* _JOB_: Omit all pictures and give the records below again exactly as written.

(Lines of data)
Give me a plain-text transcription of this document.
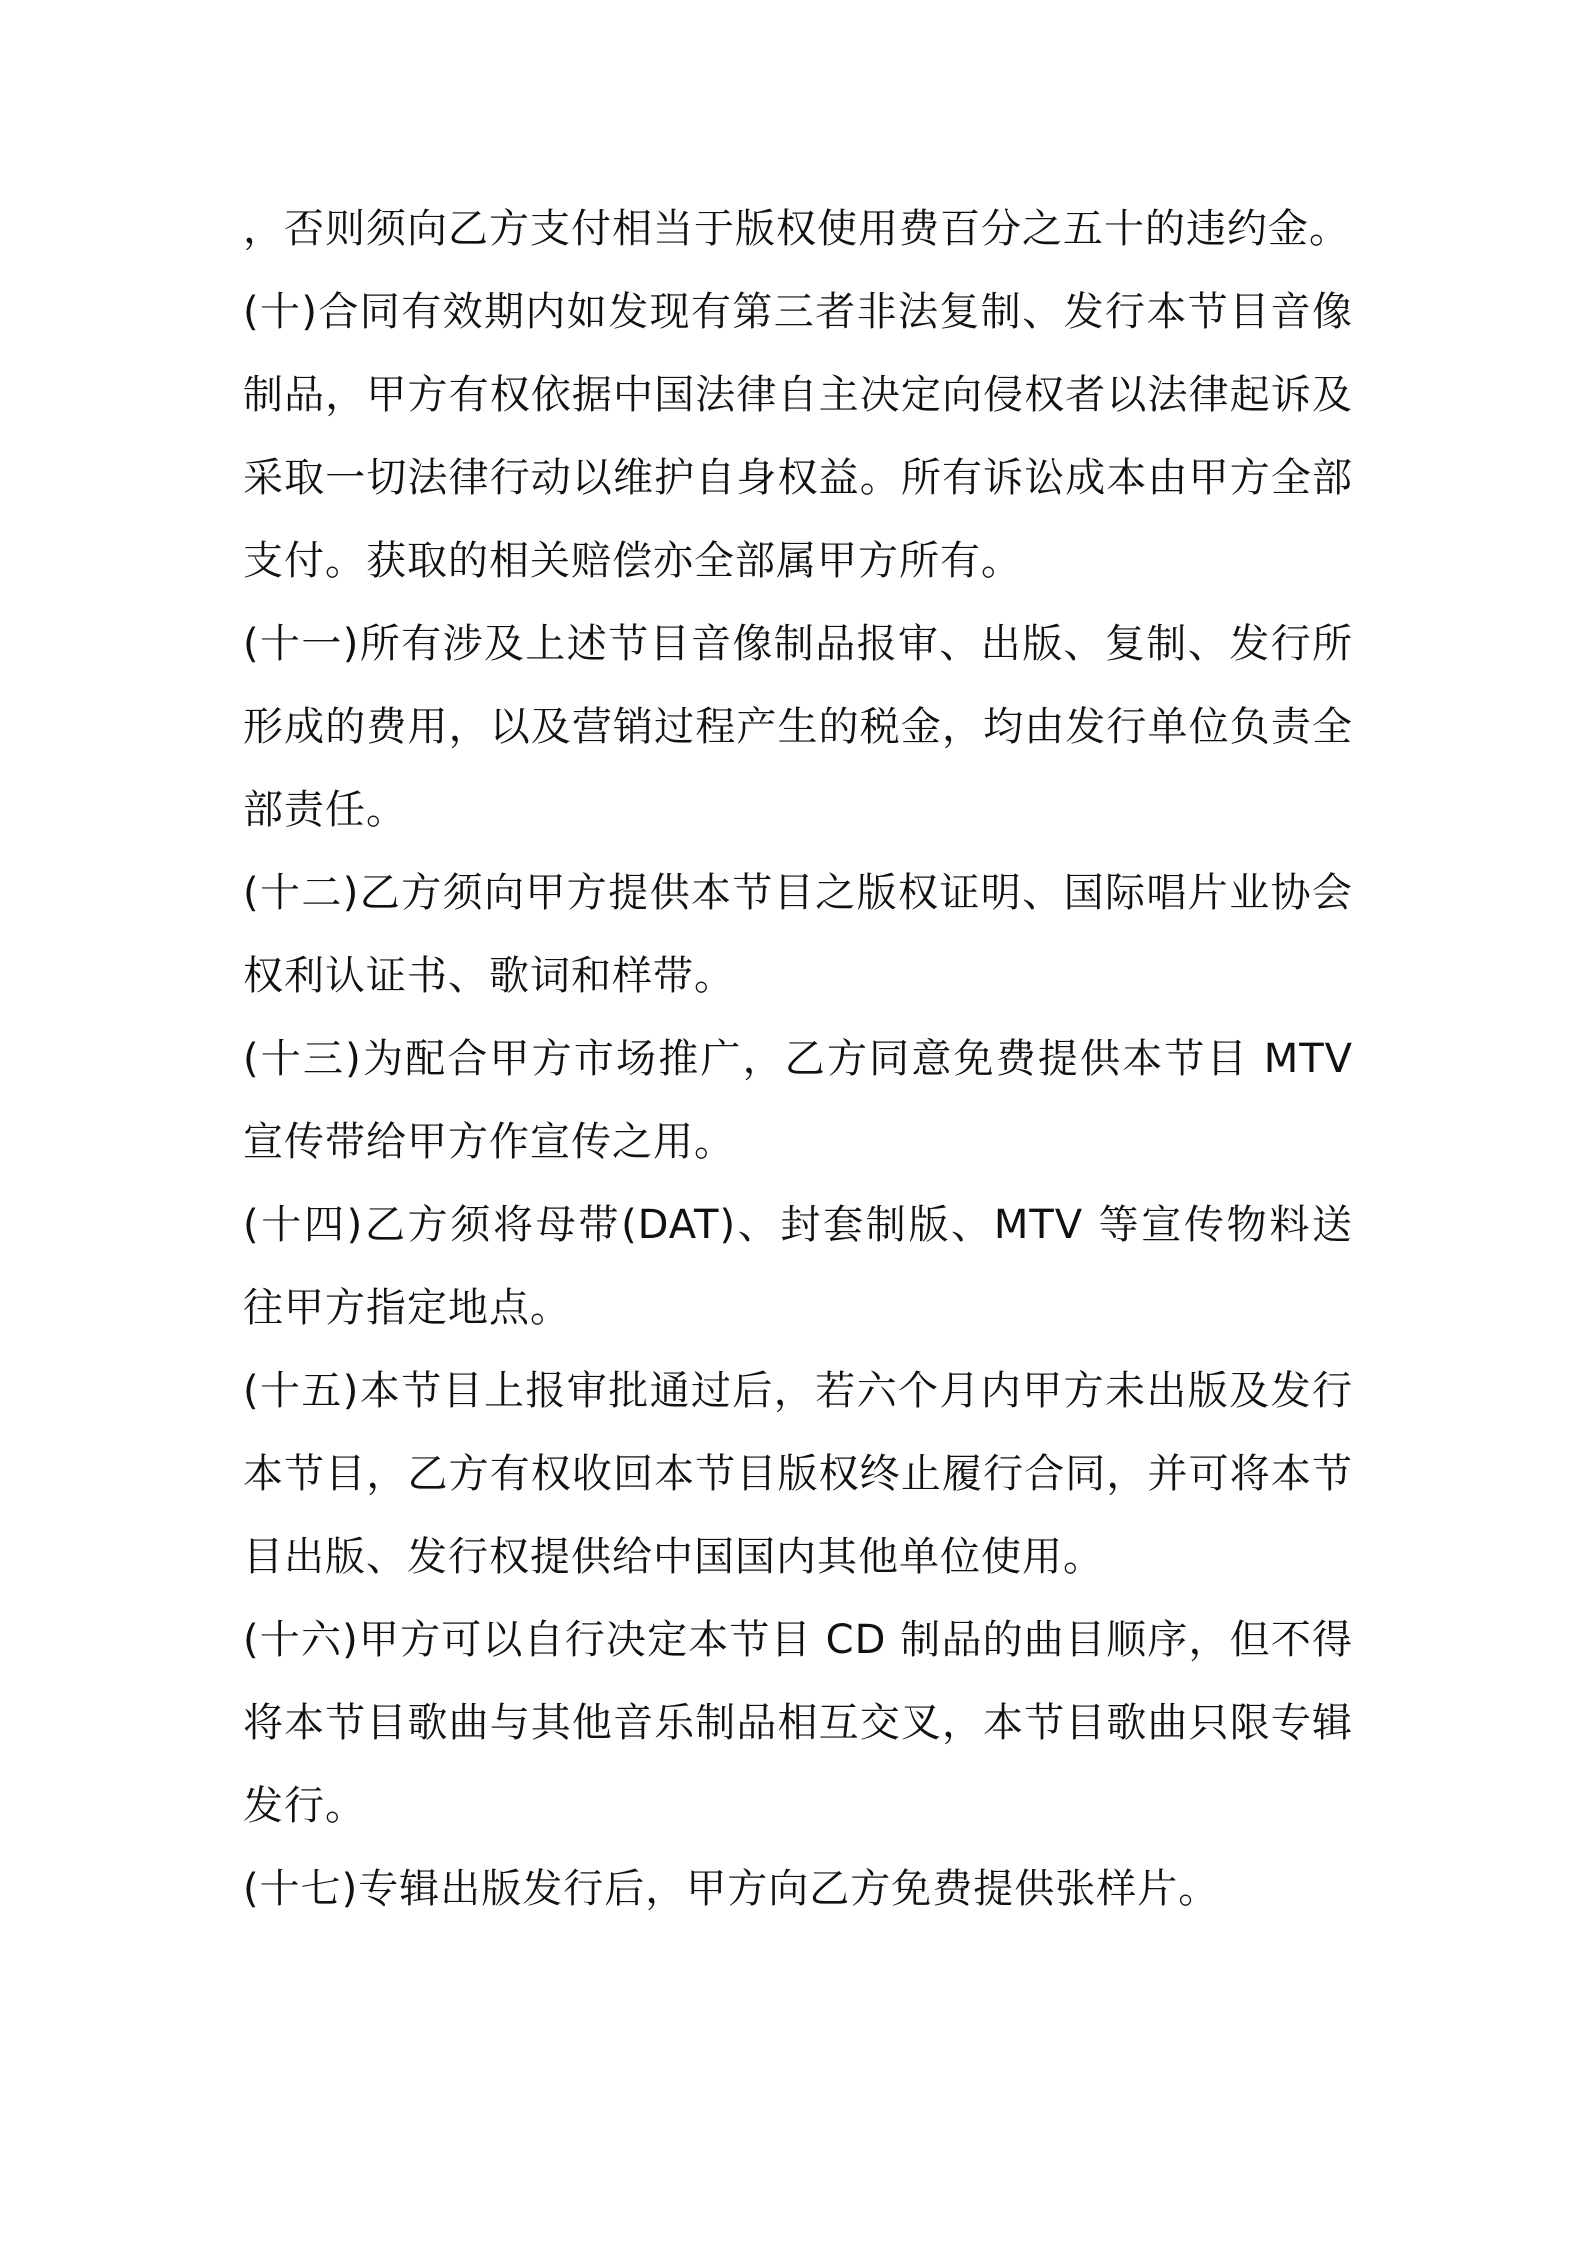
，否则须向乙方支付相当于版权使用费百分之五十的违约金。

(十)合同有效期内如发现有第三者非法复制、发行本节目音像制品，甲方有权依据中国法律自主决定向侵权者以法律起诉及采取一切法律行动以维护自身权益。所有诉讼成本由甲方全部支付。获取的相关赔偿亦全部属甲方所有。

(十一)所有涉及上述节目音像制品报审、出版、复制、发行所形成的费用，以及营销过程产生的税金，均由发行单位负责全部责任。

(十二)乙方须向甲方提供本节目之版权证明、国际唱片业协会权利认证书、歌词和样带。

(十三)为配合甲方市场推广，乙方同意免费提供本节目 MTV 宣传带给甲方作宣传之用。

(十四)乙方须将母带(DAT)、封套制版、MTV 等宣传物料送往甲方指定地点。

(十五)本节目上报审批通过后，若六个月内甲方未出版及发行本节目，乙方有权收回本节目版权终止履行合同，并可将本节目出版、发行权提供给中国国内其他单位使用。

(十六)甲方可以自行决定本节目 CD 制品的曲目顺序，但不得将本节目歌曲与其他音乐制品相互交叉，本节目歌曲只限专辑发行。

(十七)专辑出版发行后，甲方向乙方免费提供张样片。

* _RESPONSE BELOW_:
Give me a plain-text transcription of this document.
，否则须向乙方支付相当于版权使用费百分之五十的违约金。

(十)合同有效期内如发现有第三者非法复制、发行本节目音像制品，甲方有权依据中国法律自主决定向侵权者以法律起诉及采取一切法律行动以维护自身权益。所有诉讼成本由甲方全部支付。获取的相关赔偿亦全部属甲方所有。

(十一)所有涉及上述节目音像制品报审、出版、复制、发行所形成的费用，以及营销过程产生的税金，均由发行单位负责全部责任。

(十二)乙方须向甲方提供本节目之版权证明、国际唱片业协会权利认证书、歌词和样带。

(十三)为配合甲方市场推广，乙方同意免费提供本节目 MTV 宣传带给甲方作宣传之用。

(十四)乙方须将母带(DAT)、封套制版、MTV 等宣传物料送往甲方指定地点。

(十五)本节目上报审批通过后，若六个月内甲方未出版及发行本节目，乙方有权收回本节目版权终止履行合同，并可将本节目出版、发行权提供给中国国内其他单位使用。

(十六)甲方可以自行决定本节目 CD 制品的曲目顺序，但不得将本节目歌曲与其他音乐制品相互交叉，本节目歌曲只限专辑发行。

(十七)专辑出版发行后，甲方向乙方免费提供张样片。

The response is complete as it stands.